• [INSTRUCTIONS TO FOLLOW] Search the material below for the word "October" and copy every line in which it occurs.

_ _ _ _

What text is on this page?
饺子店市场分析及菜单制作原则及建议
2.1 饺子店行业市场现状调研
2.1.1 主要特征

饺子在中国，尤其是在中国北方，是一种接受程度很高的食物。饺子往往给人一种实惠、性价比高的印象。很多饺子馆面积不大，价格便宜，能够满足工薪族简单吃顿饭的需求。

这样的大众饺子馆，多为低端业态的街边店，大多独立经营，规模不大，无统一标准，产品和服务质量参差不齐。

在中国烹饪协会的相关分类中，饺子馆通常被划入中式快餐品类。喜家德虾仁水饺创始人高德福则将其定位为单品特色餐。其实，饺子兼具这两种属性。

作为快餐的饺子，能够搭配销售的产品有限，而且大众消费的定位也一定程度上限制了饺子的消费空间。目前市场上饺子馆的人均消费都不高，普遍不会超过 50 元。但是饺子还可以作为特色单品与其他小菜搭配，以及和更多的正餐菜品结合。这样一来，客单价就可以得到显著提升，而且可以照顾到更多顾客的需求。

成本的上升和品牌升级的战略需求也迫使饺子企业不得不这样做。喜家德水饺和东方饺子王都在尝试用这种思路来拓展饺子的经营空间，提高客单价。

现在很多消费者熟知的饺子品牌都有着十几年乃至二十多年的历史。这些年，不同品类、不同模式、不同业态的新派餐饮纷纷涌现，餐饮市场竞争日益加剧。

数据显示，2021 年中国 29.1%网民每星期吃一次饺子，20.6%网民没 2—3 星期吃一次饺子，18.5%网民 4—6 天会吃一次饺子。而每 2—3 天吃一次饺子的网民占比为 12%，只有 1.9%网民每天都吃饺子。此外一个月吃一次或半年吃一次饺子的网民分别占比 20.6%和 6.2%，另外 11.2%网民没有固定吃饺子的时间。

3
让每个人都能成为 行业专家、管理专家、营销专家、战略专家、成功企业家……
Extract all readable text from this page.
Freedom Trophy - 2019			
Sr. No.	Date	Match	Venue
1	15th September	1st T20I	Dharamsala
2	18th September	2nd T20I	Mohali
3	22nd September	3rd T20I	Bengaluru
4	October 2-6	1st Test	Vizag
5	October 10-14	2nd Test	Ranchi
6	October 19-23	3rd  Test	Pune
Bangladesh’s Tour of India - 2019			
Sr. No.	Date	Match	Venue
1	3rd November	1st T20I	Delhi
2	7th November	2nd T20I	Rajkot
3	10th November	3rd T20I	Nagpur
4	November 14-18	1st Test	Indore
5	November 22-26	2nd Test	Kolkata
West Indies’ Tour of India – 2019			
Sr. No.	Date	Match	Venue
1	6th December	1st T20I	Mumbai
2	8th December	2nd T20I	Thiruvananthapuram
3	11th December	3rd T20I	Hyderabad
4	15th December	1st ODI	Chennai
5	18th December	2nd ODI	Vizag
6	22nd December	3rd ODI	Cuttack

_ _ _ _

• [CORRECT ANSWER]
4	October 2-6	1st Test	Vizag
5	October 10-14	2nd Test	Ranchi
6	October 19-23	3rd  Test	Pune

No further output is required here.